### Exercise data ###
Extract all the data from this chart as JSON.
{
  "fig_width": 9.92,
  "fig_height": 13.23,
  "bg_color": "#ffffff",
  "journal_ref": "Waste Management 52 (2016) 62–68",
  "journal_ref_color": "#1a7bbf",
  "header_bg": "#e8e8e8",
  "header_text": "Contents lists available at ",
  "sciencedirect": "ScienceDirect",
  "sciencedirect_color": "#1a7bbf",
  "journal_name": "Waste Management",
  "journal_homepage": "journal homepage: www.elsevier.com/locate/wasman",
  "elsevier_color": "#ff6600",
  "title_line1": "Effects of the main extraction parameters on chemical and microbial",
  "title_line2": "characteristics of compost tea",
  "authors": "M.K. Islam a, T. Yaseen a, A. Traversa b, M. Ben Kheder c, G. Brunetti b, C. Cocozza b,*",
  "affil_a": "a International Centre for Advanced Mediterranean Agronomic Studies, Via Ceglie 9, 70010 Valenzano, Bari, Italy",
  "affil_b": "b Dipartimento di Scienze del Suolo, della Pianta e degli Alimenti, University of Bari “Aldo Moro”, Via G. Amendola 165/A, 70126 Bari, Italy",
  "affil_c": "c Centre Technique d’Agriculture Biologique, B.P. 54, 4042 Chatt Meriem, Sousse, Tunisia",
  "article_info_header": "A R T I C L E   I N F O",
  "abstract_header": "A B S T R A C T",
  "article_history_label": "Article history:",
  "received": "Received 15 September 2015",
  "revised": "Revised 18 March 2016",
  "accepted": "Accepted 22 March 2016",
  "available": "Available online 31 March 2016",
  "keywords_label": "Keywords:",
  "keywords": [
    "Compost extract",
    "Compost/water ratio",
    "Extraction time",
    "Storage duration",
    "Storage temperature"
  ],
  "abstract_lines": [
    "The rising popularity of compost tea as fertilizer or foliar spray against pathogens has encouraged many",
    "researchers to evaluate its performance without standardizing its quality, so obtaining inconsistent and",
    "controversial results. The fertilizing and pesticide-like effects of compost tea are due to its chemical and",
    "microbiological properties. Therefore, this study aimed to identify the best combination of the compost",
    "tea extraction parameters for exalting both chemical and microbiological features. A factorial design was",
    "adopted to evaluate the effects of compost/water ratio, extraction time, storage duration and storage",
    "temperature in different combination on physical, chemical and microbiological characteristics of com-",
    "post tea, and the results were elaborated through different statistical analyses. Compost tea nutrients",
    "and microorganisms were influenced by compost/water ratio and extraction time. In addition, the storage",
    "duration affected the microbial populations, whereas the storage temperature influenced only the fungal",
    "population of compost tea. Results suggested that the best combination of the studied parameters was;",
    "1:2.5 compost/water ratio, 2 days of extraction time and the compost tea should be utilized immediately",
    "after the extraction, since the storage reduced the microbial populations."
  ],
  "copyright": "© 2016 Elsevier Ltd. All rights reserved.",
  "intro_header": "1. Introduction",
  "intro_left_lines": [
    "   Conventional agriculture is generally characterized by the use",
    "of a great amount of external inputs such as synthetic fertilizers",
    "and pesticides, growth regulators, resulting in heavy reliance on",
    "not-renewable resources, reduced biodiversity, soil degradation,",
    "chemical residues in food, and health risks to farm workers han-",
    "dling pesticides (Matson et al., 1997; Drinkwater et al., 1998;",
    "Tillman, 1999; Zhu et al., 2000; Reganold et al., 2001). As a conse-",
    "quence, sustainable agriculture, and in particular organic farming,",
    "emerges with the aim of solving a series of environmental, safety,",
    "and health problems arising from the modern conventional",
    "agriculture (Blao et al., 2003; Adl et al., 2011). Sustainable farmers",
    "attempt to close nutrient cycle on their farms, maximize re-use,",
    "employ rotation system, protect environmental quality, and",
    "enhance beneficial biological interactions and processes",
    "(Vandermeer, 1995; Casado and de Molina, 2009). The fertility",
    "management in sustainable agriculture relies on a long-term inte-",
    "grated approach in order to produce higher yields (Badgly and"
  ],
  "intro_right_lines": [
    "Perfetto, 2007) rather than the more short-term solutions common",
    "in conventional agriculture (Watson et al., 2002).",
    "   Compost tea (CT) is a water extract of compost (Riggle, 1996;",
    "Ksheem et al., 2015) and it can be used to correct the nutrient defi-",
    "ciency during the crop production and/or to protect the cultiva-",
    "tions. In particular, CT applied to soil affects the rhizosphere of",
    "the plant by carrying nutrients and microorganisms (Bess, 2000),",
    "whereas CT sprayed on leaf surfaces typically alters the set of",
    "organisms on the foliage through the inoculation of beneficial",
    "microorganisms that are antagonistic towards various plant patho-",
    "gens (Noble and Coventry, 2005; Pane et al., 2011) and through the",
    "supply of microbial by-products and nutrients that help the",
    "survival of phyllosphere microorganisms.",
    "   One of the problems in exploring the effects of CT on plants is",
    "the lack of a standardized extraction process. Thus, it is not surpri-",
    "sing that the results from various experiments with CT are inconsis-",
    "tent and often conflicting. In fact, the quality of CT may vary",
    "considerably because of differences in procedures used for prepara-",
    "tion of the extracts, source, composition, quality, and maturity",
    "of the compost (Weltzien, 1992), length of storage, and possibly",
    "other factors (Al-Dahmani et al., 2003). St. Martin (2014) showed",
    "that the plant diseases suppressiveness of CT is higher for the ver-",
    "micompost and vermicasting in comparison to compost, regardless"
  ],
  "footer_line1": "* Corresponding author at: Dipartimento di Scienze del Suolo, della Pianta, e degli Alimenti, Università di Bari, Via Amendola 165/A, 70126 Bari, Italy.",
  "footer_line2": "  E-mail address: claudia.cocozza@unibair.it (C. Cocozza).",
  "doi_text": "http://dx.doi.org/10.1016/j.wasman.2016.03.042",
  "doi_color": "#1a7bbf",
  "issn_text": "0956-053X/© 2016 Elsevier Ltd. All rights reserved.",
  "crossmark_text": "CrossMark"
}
###
◆ **Task goal**: Write out each entry again, word for word.

◆ **Task solution**:
Extract all the data from this chart as JSON.
{
  "fig_width": 9.92,
  "fig_height": 13.23,
  "bg_color": "#ffffff",
  "journal_ref": "Waste Management 52 (2016) 62–68",
  "journal_ref_color": "#1a7bbf",
  "header_bg": "#e8e8e8",
  "header_text": "Contents lists available at ",
  "sciencedirect": "ScienceDirect",
  "sciencedirect_color": "#1a7bbf",
  "journal_name": "Waste Management",
  "journal_homepage": "journal homepage: www.elsevier.com/locate/wasman",
  "elsevier_color": "#ff6600",
  "title_line1": "Effects of the main extraction parameters on chemical and microbial",
  "title_line2": "characteristics of compost tea",
  "authors": "M.K. Islam a, T. Yaseen a, A. Traversa b, M. Ben Kheder c, G. Brunetti b, C. Cocozza b,*",
  "affil_a": "a International Centre for Advanced Mediterranean Agronomic Studies, Via Ceglie 9, 70010 Valenzano, Bari, Italy",
  "affil_b": "b Dipartimento di Scienze del Suolo, della Pianta e degli Alimenti, University of Bari “Aldo Moro”, Via G. Amendola 165/A, 70126 Bari, Italy",
  "affil_c": "c Centre Technique d’Agriculture Biologique, B.P. 54, 4042 Chatt Meriem, Sousse, Tunisia",
  "article_info_header": "A R T I C L E   I N F O",
  "abstract_header": "A B S T R A C T",
  "article_history_label": "Article history:",
  "received": "Received 15 September 2015",
  "revised": "Revised 18 March 2016",
  "accepted": "Accepted 22 March 2016",
  "available": "Available online 31 March 2016",
  "keywords_label": "Keywords:",
  "keywords": [
    "Compost extract",
    "Compost/water ratio",
    "Extraction time",
    "Storage duration",
    "Storage temperature"
  ],
  "abstract_lines": [
    "The rising popularity of compost tea as fertilizer or foliar spray against pathogens has encouraged many",
    "researchers to evaluate its performance without standardizing its quality, so obtaining inconsistent and",
    "controversial results. The fertilizing and pesticide-like effects of compost tea are due to its chemical and",
    "microbiological properties. Therefore, this study aimed to identify the best combination of the compost",
    "tea extraction parameters for exalting both chemical and microbiological features. A factorial design was",
    "adopted to evaluate the effects of compost/water ratio, extraction time, storage duration and storage",
    "temperature in different combination on physical, chemical and microbiological characteristics of com-",
    "post tea, and the results were elaborated through different statistical analyses. Compost tea nutrients",
    "and microorganisms were influenced by compost/water ratio and extraction time. In addition, the storage",
    "duration affected the microbial populations, whereas the storage temperature influenced only the fungal",
    "population of compost tea. Results suggested that the best combination of the studied parameters was;",
    "1:2.5 compost/water ratio, 2 days of extraction time and the compost tea should be utilized immediately",
    "after the extraction, since the storage reduced the microbial populations."
  ],
  "copyright": "© 2016 Elsevier Ltd. All rights reserved.",
  "intro_header": "1. Introduction",
  "intro_left_lines": [
    "   Conventional agriculture is generally characterized by the use",
    "of a great amount of external inputs such as synthetic fertilizers",
    "and pesticides, growth regulators, resulting in heavy reliance on",
    "not-renewable resources, reduced biodiversity, soil degradation,",
    "chemical residues in food, and health risks to farm workers han-",
    "dling pesticides (Matson et al., 1997; Drinkwater et al., 1998;",
    "Tillman, 1999; Zhu et al., 2000; Reganold et al., 2001). As a conse-",
    "quence, sustainable agriculture, and in particular organic farming,",
    "emerges with the aim of solving a series of environmental, safety,",
    "and health problems arising from the modern conventional",
    "agriculture (Blao et al., 2003; Adl et al., 2011). Sustainable farmers",
    "attempt to close nutrient cycle on their farms, maximize re-use,",
    "employ rotation system, protect environmental quality, and",
    "enhance beneficial biological interactions and processes",
    "(Vandermeer, 1995; Casado and de Molina, 2009). The fertility",
    "management in sustainable agriculture relies on a long-term inte-",
    "grated approach in order to produce higher yields (Badgly and"
  ],
  "intro_right_lines": [
    "Perfetto, 2007) rather than the more short-term solutions common",
    "in conventional agriculture (Watson et al., 2002).",
    "   Compost tea (CT) is a water extract of compost (Riggle, 1996;",
    "Ksheem et al., 2015) and it can be used to correct the nutrient defi-",
    "ciency during the crop production and/or to protect the cultiva-",
    "tions. In particular, CT applied to soil affects the rhizosphere of",
    "the plant by carrying nutrients and microorganisms (Bess, 2000),",
    "whereas CT sprayed on leaf surfaces typically alters the set of",
    "organisms on the foliage through the inoculation of beneficial",
    "microorganisms that are antagonistic towards various plant patho-",
    "gens (Noble and Coventry, 2005; Pane et al., 2011) and through the",
    "supply of microbial by-products and nutrients that help the",
    "survival of phyllosphere microorganisms.",
    "   One of the problems in exploring the effects of CT on plants is",
    "the lack of a standardized extraction process. Thus, it is not surpri-",
    "sing that the results from various experiments with CT are inconsis-",
    "tent and often conflicting. In fact, the quality of CT may vary",
    "considerably because of differences in procedures used for prepara-",
    "tion of the extracts, source, composition, quality, and maturity",
    "of the compost (Weltzien, 1992), length of storage, and possibly",
    "other factors (Al-Dahmani et al., 2003). St. Martin (2014) showed",
    "that the plant diseases suppressiveness of CT is higher for the ver-",
    "micompost and vermicasting in comparison to compost, regardless"
  ],
  "footer_line1": "* Corresponding author at: Dipartimento di Scienze del Suolo, della Pianta, e degli Alimenti, Università di Bari, Via Amendola 165/A, 70126 Bari, Italy.",
  "footer_line2": "  E-mail address: claudia.cocozza@unibair.it (C. Cocozza).",
  "doi_text": "http://dx.doi.org/10.1016/j.wasman.2016.03.042",
  "doi_color": "#1a7bbf",
  "issn_text": "0956-053X/© 2016 Elsevier Ltd. All rights reserved.",
  "crossmark_text": "CrossMark"
}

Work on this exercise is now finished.